▸ **EXERCISE DESCRIPTION**: Beneath this sentence is a set of records; write each of them out exactly.

-- begin --

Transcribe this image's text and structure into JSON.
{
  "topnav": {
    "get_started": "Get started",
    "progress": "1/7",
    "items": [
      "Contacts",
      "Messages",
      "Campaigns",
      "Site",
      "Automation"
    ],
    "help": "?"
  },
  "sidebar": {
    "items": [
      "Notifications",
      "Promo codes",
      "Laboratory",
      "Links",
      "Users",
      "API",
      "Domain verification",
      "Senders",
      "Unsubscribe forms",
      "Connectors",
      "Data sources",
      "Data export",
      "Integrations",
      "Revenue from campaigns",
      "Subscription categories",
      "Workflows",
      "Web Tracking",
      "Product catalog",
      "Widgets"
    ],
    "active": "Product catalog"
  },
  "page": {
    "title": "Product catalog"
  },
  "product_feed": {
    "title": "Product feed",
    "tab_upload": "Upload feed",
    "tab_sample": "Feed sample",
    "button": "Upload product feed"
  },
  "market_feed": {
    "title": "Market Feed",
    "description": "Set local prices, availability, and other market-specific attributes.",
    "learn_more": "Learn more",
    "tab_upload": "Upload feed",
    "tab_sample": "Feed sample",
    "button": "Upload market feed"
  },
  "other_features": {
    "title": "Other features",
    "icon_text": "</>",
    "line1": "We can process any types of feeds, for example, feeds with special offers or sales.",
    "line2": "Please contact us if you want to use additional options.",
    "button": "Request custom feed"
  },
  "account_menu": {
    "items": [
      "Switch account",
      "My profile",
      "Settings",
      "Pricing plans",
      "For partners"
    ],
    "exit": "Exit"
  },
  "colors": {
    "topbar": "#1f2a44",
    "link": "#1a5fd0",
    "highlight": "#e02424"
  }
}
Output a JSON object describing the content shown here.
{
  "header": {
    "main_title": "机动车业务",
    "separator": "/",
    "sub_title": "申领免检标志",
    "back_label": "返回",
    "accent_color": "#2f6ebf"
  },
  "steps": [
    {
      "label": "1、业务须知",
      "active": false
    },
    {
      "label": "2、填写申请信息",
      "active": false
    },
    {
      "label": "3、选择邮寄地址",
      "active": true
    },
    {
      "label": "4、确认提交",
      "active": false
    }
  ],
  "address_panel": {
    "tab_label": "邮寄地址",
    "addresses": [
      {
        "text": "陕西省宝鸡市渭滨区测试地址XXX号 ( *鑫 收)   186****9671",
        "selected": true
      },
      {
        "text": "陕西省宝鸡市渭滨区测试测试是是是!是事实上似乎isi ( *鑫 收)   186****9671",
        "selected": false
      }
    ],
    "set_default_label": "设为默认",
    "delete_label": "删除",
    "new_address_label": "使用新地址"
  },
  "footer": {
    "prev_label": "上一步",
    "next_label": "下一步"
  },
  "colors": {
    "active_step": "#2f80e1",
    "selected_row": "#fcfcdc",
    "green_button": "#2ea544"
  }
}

-- end --

▸ **EXERCISE RESPONSE**:
Transcribe this image's text and structure into JSON.
{
  "topnav": {
    "get_started": "Get started",
    "progress": "1/7",
    "items": [
      "Contacts",
      "Messages",
      "Campaigns",
      "Site",
      "Automation"
    ],
    "help": "?"
  },
  "sidebar": {
    "items": [
      "Notifications",
      "Promo codes",
      "Laboratory",
      "Links",
      "Users",
      "API",
      "Domain verification",
      "Senders",
      "Unsubscribe forms",
      "Connectors",
      "Data sources",
      "Data export",
      "Integrations",
      "Revenue from campaigns",
      "Subscription categories",
      "Workflows",
      "Web Tracking",
      "Product catalog",
      "Widgets"
    ],
    "active": "Product catalog"
  },
  "page": {
    "title": "Product catalog"
  },
  "product_feed": {
    "title": "Product feed",
    "tab_upload": "Upload feed",
    "tab_sample": "Feed sample",
    "button": "Upload product feed"
  },
  "market_feed": {
    "title": "Market Feed",
    "description": "Set local prices, availability, and other market-specific attributes.",
    "learn_more": "Learn more",
    "tab_upload": "Upload feed",
    "tab_sample": "Feed sample",
    "button": "Upload market feed"
  },
  "other_features": {
    "title": "Other features",
    "icon_text": "</>",
    "line1": "We can process any types of feeds, for example, feeds with special offers or sales.",
    "line2": "Please contact us if you want to use additional options.",
    "button": "Request custom feed"
  },
  "account_menu": {
    "items": [
      "Switch account",
      "My profile",
      "Settings",
      "Pricing plans",
      "For partners"
    ],
    "exit": "Exit"
  },
  "colors": {
    "topbar": "#1f2a44",
    "link": "#1a5fd0",
    "highlight": "#e02424"
  }
}
Output a JSON object describing the content shown here.
{
  "header": {
    "main_title": "机动车业务",
    "separator": "/",
    "sub_title": "申领免检标志",
    "back_label": "返回",
    "accent_color": "#2f6ebf"
  },
  "steps": [
    {
      "label": "1、业务须知",
      "active": false
    },
    {
      "label": "2、填写申请信息",
      "active": false
    },
    {
      "label": "3、选择邮寄地址",
      "active": true
    },
    {
      "label": "4、确认提交",
      "active": false
    }
  ],
  "address_panel": {
    "tab_label": "邮寄地址",
    "addresses": [
      {
        "text": "陕西省宝鸡市渭滨区测试地址XXX号 ( *鑫 收)   186****9671",
        "selected": true
      },
      {
        "text": "陕西省宝鸡市渭滨区测试测试是是是!是事实上似乎isi ( *鑫 收)   186****9671",
        "selected": false
      }
    ],
    "set_default_label": "设为默认",
    "delete_label": "删除",
    "new_address_label": "使用新地址"
  },
  "footer": {
    "prev_label": "上一步",
    "next_label": "下一步"
  },
  "colors": {
    "active_step": "#2f80e1",
    "selected_row": "#fcfcdc",
    "green_button": "#2ea544"
  }
}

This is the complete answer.